ENTRIES ▸
»»

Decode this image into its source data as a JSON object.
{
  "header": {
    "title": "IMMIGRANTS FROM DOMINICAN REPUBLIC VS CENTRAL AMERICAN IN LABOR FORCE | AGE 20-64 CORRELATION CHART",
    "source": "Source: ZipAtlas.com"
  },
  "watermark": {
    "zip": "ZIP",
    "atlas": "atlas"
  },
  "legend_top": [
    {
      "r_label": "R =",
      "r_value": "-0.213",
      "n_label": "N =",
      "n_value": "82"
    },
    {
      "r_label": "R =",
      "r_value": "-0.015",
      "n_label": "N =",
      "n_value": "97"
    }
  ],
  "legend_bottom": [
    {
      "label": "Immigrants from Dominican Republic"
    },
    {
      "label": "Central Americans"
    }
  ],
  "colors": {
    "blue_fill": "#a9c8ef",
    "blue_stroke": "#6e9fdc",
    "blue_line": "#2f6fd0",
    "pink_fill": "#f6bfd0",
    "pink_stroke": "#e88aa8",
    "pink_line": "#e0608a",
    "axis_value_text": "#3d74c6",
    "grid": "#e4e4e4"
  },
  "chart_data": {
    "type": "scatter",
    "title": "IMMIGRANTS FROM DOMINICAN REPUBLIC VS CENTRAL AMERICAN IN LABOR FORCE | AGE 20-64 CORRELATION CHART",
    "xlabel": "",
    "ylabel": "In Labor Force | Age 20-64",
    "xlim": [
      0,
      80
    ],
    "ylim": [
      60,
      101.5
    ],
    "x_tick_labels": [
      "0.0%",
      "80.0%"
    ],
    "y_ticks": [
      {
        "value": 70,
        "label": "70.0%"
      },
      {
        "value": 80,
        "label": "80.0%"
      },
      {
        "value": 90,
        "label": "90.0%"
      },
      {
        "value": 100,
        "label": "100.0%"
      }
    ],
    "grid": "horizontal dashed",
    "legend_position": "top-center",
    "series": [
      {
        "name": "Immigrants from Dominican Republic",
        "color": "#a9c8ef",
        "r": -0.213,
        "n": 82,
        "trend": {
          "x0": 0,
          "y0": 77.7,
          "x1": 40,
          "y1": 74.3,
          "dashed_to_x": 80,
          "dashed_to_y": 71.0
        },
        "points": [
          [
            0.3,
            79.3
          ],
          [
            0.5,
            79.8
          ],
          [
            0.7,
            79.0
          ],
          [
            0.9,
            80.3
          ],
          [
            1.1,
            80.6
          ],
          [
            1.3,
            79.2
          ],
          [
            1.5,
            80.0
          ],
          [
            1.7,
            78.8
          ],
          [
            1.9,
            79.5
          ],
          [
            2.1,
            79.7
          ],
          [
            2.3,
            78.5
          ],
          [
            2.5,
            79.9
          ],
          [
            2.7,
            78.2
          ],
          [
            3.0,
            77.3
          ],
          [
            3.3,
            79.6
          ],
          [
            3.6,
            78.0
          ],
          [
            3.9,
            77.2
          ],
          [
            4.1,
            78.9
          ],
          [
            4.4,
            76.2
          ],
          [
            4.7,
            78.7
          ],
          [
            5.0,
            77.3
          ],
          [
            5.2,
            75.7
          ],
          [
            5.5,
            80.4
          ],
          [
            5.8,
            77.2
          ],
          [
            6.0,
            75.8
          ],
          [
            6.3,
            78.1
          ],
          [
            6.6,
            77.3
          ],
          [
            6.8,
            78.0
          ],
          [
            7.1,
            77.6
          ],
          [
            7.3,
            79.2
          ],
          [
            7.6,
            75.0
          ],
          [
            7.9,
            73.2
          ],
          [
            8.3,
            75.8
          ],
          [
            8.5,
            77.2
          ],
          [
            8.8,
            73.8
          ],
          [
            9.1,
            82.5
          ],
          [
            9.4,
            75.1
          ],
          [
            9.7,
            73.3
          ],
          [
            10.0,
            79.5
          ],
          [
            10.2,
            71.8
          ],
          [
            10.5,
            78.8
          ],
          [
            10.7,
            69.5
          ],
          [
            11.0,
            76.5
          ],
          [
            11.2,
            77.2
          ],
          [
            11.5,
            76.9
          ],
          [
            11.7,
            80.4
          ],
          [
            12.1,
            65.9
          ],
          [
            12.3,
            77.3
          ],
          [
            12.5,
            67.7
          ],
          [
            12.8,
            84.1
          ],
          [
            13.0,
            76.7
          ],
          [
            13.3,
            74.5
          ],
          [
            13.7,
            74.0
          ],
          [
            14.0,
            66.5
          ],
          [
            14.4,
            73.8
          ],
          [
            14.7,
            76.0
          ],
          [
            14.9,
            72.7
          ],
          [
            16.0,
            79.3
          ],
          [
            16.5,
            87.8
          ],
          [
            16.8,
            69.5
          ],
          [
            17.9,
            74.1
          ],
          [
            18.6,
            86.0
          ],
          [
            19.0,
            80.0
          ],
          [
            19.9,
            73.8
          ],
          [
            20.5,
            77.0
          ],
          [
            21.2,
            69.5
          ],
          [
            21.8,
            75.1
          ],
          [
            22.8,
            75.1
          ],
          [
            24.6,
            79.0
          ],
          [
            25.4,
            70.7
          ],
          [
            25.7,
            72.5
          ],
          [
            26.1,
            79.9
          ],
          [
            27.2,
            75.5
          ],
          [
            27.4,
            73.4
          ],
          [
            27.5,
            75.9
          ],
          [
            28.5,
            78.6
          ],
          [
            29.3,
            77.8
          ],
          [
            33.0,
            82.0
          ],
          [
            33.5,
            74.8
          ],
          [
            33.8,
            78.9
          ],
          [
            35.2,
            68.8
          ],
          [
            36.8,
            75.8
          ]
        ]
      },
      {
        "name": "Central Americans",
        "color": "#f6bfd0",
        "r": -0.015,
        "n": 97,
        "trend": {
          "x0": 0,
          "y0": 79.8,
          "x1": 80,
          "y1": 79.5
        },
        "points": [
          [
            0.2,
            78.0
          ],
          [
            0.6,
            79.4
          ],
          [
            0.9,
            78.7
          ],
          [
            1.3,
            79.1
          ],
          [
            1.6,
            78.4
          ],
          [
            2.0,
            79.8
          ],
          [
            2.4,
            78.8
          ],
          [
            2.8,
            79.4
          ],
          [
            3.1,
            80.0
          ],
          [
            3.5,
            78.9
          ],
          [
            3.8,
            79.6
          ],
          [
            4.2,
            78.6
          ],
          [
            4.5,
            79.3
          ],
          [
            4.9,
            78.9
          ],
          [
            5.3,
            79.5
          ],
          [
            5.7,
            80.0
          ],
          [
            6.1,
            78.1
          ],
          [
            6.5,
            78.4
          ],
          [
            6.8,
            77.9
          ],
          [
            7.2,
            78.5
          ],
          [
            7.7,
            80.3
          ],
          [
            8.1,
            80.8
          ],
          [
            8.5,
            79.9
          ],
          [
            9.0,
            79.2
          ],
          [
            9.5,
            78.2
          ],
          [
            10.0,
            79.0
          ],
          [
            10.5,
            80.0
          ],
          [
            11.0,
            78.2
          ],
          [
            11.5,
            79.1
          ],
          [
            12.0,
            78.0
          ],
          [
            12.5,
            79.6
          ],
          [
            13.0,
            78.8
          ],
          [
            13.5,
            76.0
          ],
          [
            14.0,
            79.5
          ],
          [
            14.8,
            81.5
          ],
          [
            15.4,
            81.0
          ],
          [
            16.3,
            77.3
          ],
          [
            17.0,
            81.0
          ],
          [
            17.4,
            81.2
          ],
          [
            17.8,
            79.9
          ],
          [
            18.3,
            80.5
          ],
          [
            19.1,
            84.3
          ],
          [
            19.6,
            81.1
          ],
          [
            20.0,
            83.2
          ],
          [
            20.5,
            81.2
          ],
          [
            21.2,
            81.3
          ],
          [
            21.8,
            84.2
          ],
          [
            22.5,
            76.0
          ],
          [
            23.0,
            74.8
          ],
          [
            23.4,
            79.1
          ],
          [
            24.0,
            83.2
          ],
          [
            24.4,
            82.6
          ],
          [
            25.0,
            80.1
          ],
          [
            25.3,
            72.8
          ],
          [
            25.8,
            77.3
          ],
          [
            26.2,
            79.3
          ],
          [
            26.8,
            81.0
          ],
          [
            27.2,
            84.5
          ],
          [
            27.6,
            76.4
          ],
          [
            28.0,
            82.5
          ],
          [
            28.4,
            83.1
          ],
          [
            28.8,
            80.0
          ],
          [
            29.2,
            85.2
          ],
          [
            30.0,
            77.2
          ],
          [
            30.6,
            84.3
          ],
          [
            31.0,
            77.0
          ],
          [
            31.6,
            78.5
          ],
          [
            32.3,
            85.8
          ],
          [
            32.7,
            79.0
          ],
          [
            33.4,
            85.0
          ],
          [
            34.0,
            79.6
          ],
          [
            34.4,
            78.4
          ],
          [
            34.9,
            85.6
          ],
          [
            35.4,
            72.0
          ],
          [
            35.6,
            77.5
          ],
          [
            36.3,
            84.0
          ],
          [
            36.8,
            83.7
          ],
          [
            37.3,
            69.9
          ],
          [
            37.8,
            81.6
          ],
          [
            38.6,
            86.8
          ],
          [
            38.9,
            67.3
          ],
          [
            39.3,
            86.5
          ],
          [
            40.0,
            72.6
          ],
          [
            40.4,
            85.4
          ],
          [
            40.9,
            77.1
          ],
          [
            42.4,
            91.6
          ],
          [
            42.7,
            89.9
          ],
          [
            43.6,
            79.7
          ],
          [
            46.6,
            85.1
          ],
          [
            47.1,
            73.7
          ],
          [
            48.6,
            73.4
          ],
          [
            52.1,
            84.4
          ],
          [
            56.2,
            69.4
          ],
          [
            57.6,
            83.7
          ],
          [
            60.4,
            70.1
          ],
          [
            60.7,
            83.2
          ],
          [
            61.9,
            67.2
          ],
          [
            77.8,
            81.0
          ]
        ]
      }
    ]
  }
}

««

YOUR TASK ▸ Using the listing, copy every line where the word "grid" shows up.

EXERCISE OUTPUT ▸
    "grid": "#e4e4e4"
    "grid": "horizontal dashed",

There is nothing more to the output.